Exercise brief: Using the listing below, please gather every line containing the word "value".

Entries shown:
# # #

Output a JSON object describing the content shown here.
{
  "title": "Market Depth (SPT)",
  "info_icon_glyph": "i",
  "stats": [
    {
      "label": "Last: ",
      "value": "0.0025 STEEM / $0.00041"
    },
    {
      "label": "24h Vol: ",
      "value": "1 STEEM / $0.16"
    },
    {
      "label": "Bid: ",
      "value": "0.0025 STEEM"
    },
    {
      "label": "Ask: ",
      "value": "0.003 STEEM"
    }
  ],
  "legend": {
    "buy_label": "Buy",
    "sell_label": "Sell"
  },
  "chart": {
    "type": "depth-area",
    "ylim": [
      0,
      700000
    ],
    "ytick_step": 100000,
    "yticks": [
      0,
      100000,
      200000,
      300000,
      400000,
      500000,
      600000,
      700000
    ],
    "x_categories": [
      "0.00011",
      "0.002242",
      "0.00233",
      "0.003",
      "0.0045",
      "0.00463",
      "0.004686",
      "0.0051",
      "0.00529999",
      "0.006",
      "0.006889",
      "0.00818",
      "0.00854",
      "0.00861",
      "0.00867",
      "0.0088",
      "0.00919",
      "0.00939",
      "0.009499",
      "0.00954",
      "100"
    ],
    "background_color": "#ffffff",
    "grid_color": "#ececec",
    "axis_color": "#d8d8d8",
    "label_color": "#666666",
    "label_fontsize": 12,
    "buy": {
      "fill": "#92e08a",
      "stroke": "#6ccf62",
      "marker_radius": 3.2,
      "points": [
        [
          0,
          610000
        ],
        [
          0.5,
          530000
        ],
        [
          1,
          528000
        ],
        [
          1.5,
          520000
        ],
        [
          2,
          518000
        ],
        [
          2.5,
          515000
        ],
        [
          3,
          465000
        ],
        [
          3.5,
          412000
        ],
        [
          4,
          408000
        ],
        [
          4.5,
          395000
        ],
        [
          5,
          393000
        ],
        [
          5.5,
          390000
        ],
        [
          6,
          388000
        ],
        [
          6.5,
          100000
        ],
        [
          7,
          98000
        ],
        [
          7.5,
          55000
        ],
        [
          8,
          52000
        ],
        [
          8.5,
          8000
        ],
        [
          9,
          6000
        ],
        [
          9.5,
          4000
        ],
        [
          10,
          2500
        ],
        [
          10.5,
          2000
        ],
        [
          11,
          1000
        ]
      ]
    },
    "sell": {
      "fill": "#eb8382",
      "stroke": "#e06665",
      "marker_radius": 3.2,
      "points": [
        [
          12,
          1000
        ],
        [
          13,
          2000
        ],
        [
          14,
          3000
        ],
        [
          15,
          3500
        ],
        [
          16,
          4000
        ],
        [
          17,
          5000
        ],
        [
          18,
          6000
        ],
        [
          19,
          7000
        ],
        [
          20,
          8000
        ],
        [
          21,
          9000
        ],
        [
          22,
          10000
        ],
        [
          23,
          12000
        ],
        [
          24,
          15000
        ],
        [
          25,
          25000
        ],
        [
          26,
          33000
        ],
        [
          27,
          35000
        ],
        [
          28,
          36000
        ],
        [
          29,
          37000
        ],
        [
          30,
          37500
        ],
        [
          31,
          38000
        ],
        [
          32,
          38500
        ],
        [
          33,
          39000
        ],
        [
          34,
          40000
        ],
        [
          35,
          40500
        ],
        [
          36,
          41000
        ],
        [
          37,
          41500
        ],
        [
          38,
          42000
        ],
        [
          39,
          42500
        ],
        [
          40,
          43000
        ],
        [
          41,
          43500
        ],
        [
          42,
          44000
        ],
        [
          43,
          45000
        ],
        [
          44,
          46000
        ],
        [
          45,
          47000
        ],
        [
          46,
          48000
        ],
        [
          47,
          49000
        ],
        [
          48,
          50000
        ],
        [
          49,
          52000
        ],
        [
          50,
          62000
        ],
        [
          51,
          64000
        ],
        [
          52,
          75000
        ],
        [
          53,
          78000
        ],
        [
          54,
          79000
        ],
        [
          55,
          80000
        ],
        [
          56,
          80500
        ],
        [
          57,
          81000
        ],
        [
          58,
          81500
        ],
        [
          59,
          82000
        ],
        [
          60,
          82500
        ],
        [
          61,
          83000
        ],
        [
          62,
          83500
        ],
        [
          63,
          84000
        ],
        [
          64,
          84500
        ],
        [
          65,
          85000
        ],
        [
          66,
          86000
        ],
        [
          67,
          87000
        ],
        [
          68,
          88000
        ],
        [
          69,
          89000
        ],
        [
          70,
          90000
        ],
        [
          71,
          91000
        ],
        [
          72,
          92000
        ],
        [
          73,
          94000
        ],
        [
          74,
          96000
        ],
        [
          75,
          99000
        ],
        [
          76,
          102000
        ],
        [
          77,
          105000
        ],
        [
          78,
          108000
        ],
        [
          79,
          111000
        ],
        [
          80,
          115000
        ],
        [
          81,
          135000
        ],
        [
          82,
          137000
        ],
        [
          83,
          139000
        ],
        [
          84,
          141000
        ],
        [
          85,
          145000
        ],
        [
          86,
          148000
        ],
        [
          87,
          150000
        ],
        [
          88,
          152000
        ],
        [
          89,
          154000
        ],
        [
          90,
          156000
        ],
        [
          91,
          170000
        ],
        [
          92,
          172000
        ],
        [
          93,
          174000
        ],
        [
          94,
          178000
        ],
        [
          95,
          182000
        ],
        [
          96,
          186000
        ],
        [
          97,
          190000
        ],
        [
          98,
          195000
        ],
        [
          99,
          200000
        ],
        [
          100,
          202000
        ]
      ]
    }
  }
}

# # #

Result for this task:
      "value": "0.0025 STEEM / $0.00041"
      "value": "1 STEEM / $0.16"
      "value": "0.0025 STEEM"
      "value": "0.003 STEEM"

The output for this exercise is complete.